— START —

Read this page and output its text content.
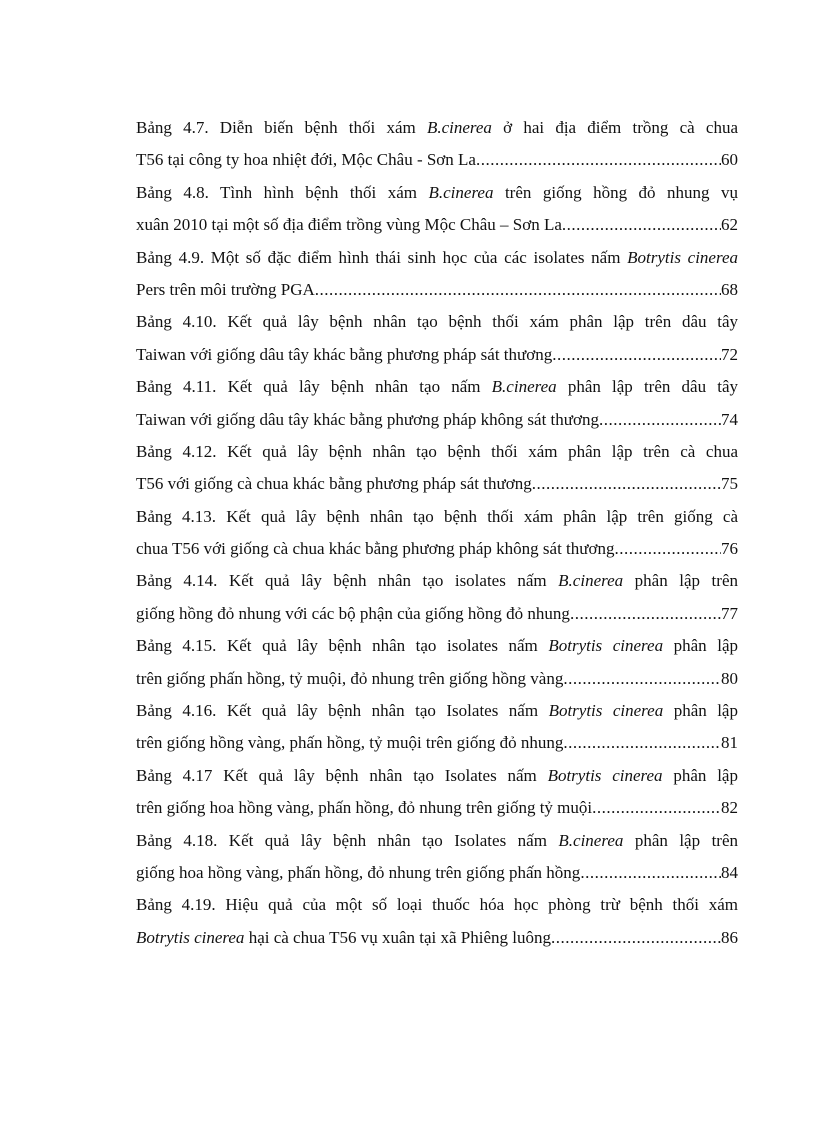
Bảng 4.7. Diễn biến bệnh thối xám B.cinerea ở hai địa điểm trồng cà chua
T56 tại công ty hoa nhiệt đới, Mộc Châu - Sơn La .....	60
Bảng 4.8. Tình hình bệnh thối xám B.cinerea trên giống hồng đỏ nhung vụ
xuân 2010 tại một số địa điểm trồng vùng Mộc Châu – Sơn La .....	62
Bảng 4.9. Một số đặc điểm hình thái sinh học của các isolates nấm Botrytis cinerea
Pers trên môi trường PGA .....	68
Bảng 4.10. Kết quả lây bệnh nhân tạo bệnh thối xám phân lập trên dâu tây
Taiwan với giống dâu tây khác bằng phương pháp sát thương .....	72
Bảng 4.11. Kết quả lây bệnh nhân tạo nấm B.cinerea phân lập trên dâu tây
Taiwan với giống dâu tây khác bằng phương pháp không sát thương .....	74
Bảng 4.12. Kết quả lây bệnh nhân tạo bệnh thối xám phân lập trên cà chua
T56 với giống cà chua khác bằng phương pháp sát thương .....	75
Bảng 4.13. Kết quả lây bệnh nhân tạo bệnh thối xám phân lập trên giống cà
chua T56 với giống cà chua khác bằng phương pháp không sát thương .....	76
Bảng 4.14. Kết quả lây bệnh nhân tạo isolates nấm B.cinerea phân lập trên
giống hồng đỏ nhung với các bộ phận của giống hồng đỏ nhung .....	77
Bảng 4.15. Kết quả lây bệnh nhân tạo isolates nấm Botrytis cinerea phân lập
trên giống phấn hồng, tỷ muội, đỏ nhung trên giống hồng vàng .....	80
Bảng 4.16. Kết quả lây bệnh nhân tạo Isolates nấm Botrytis cinerea phân lập
trên giống hồng vàng, phấn hồng, tỷ muội trên giống đỏ nhung .....	81
Bảng 4.17 Kết quả lây bệnh nhân tạo Isolates nấm Botrytis cinerea phân lập
trên giống hoa hồng vàng, phấn hồng, đỏ nhung trên giống tỷ muội .....	82
Bảng 4.18. Kết quả lây bệnh nhân tạo Isolates nấm B.cinerea phân lập trên
giống hoa hồng vàng, phấn hồng, đỏ nhung trên giống phấn hồng .....	84
Bảng 4.19. Hiệu quả của một số loại thuốc hóa học phòng trừ bệnh thối xám
Botrytis cinerea hại cà chua T56 vụ xuân tại xã Phiêng luông .....	86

— END —

• _Stated goal_
Repeat the entries exactly. Pictures are excluded from the copy.

• _Solved problem_
Read this page and output its text content.
Bảng 4.7. Diễn biến bệnh thối xám B.cinerea ở hai địa điểm trồng cà chua
T56 tại công ty hoa nhiệt đới, Mộc Châu - Sơn La .....	60
Bảng 4.8. Tình hình bệnh thối xám B.cinerea trên giống hồng đỏ nhung vụ
xuân 2010 tại một số địa điểm trồng vùng Mộc Châu – Sơn La .....	62
Bảng 4.9. Một số đặc điểm hình thái sinh học của các isolates nấm Botrytis cinerea
Pers trên môi trường PGA .....	68
Bảng 4.10. Kết quả lây bệnh nhân tạo bệnh thối xám phân lập trên dâu tây
Taiwan với giống dâu tây khác bằng phương pháp sát thương .....	72
Bảng 4.11. Kết quả lây bệnh nhân tạo nấm B.cinerea phân lập trên dâu tây
Taiwan với giống dâu tây khác bằng phương pháp không sát thương .....	74
Bảng 4.12. Kết quả lây bệnh nhân tạo bệnh thối xám phân lập trên cà chua
T56 với giống cà chua khác bằng phương pháp sát thương .....	75
Bảng 4.13. Kết quả lây bệnh nhân tạo bệnh thối xám phân lập trên giống cà
chua T56 với giống cà chua khác bằng phương pháp không sát thương .....	76
Bảng 4.14. Kết quả lây bệnh nhân tạo isolates nấm B.cinerea phân lập trên
giống hồng đỏ nhung với các bộ phận của giống hồng đỏ nhung .....	77
Bảng 4.15. Kết quả lây bệnh nhân tạo isolates nấm Botrytis cinerea phân lập
trên giống phấn hồng, tỷ muội, đỏ nhung trên giống hồng vàng .....	80
Bảng 4.16. Kết quả lây bệnh nhân tạo Isolates nấm Botrytis cinerea phân lập
trên giống hồng vàng, phấn hồng, tỷ muội trên giống đỏ nhung .....	81
Bảng 4.17 Kết quả lây bệnh nhân tạo Isolates nấm Botrytis cinerea phân lập
trên giống hoa hồng vàng, phấn hồng, đỏ nhung trên giống tỷ muội .....	82
Bảng 4.18. Kết quả lây bệnh nhân tạo Isolates nấm B.cinerea phân lập trên
giống hoa hồng vàng, phấn hồng, đỏ nhung trên giống phấn hồng .....	84
Bảng 4.19. Hiệu quả của một số loại thuốc hóa học phòng trừ bệnh thối xám
Botrytis cinerea hại cà chua T56 vụ xuân tại xã Phiêng luông .....	86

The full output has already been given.